## INSTRUCTIONS TO FOLLOW
Keep only the lines of the listing that include the word "xlabel", and copy them.

-.-.-

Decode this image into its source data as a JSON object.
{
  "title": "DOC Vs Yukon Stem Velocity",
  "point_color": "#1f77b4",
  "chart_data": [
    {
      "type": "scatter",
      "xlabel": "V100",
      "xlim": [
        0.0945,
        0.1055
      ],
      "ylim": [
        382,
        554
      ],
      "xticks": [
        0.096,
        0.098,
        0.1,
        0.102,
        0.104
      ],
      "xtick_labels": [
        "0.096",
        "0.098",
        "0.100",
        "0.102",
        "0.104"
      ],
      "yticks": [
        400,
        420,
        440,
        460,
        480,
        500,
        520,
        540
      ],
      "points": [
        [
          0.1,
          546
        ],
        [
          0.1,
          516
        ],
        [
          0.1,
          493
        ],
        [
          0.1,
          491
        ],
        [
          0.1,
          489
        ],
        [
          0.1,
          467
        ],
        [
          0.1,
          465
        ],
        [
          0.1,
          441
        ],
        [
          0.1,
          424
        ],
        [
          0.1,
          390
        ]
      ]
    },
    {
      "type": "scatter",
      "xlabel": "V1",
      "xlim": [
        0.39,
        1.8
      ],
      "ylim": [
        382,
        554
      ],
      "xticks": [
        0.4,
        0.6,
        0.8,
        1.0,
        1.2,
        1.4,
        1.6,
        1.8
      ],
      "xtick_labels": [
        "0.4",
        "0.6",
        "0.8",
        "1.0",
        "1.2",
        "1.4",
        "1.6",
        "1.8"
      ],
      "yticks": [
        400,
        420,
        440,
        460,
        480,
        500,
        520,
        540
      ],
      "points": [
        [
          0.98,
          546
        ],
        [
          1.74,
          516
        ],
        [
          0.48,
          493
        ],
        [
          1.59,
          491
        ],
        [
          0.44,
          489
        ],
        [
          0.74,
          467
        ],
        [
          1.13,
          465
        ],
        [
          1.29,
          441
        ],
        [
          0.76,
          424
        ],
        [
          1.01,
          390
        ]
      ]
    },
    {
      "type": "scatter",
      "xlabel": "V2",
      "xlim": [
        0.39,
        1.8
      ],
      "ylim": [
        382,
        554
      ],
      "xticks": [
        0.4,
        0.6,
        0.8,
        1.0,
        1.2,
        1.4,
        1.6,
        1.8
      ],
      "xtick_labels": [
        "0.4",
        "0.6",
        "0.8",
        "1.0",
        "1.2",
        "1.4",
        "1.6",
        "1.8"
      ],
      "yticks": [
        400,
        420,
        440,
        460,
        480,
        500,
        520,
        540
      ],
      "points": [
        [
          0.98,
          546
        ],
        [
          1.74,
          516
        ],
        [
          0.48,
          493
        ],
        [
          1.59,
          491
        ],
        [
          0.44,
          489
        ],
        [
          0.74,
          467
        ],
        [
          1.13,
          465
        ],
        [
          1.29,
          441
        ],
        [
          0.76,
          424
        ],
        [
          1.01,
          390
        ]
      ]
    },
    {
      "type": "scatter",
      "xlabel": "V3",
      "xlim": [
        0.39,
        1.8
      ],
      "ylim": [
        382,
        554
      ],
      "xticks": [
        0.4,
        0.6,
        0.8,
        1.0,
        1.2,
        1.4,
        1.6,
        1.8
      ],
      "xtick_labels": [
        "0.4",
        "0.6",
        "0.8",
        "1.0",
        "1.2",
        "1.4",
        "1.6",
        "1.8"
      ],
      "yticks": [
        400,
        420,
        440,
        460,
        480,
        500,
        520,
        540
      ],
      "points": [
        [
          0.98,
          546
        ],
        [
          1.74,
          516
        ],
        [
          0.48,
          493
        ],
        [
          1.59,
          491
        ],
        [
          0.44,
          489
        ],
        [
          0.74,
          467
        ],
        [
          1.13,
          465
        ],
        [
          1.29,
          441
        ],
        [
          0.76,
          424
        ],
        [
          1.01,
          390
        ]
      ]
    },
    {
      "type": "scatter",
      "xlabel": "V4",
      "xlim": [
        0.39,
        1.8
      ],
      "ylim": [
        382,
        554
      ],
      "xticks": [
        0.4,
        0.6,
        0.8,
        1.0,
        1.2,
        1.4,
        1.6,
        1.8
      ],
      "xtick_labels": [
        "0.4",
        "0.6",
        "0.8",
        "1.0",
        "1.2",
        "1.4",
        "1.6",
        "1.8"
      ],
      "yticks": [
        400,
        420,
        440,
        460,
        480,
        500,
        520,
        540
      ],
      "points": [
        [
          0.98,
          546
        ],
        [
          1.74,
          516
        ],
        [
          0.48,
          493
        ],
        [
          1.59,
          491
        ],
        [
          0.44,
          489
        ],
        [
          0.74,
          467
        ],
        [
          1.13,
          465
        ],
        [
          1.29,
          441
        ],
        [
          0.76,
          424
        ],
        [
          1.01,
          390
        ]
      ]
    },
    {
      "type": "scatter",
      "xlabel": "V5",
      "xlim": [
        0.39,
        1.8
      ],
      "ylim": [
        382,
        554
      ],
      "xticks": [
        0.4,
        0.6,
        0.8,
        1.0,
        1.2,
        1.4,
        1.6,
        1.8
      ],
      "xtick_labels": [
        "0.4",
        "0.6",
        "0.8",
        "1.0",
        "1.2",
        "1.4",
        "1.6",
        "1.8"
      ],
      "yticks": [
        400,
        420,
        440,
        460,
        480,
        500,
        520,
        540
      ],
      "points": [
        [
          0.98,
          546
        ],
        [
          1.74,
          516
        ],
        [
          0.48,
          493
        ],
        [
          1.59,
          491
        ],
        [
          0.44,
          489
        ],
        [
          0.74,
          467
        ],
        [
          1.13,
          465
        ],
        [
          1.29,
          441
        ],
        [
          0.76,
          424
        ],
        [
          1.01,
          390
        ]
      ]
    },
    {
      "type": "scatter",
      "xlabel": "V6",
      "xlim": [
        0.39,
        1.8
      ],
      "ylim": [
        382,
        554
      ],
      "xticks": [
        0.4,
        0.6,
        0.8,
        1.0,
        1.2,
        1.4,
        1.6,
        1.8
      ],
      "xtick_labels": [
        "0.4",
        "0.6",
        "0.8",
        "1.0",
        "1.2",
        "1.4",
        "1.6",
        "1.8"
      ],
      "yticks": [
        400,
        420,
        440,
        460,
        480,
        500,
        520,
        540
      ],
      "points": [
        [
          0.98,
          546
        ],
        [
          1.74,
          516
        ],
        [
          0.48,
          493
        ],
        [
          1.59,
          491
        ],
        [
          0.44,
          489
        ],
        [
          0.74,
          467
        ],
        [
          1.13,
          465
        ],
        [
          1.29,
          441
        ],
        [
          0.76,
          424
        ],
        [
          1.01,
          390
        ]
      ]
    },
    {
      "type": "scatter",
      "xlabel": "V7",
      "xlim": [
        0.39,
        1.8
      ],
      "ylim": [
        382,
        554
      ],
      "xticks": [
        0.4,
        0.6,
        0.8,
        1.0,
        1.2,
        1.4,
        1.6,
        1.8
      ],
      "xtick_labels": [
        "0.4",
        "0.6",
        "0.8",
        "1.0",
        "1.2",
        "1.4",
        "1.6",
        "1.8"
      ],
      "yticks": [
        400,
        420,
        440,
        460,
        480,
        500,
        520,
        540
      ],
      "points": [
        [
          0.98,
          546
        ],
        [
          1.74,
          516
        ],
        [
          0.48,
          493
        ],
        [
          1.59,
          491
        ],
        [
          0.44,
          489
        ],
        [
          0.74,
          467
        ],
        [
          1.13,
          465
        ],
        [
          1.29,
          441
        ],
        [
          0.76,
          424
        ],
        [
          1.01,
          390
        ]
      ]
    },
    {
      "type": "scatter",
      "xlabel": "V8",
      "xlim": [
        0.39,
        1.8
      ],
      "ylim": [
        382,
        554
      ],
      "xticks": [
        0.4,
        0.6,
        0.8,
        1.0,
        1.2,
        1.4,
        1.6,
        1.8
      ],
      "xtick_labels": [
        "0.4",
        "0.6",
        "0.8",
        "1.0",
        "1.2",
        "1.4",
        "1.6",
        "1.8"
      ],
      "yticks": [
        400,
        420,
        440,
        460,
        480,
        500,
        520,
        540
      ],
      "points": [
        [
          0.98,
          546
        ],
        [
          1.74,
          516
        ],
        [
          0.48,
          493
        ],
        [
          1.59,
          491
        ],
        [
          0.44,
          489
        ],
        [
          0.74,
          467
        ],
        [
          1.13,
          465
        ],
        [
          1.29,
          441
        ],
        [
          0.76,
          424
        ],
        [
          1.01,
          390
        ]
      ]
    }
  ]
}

-.-.-

## IN RESPONSE
      "xlabel": "V100",
      "xlabel": "V1",
      "xlabel": "V2",
      "xlabel": "V3",
      "xlabel": "V4",
      "xlabel": "V5",
      "xlabel": "V6",
      "xlabel": "V7",
      "xlabel": "V8",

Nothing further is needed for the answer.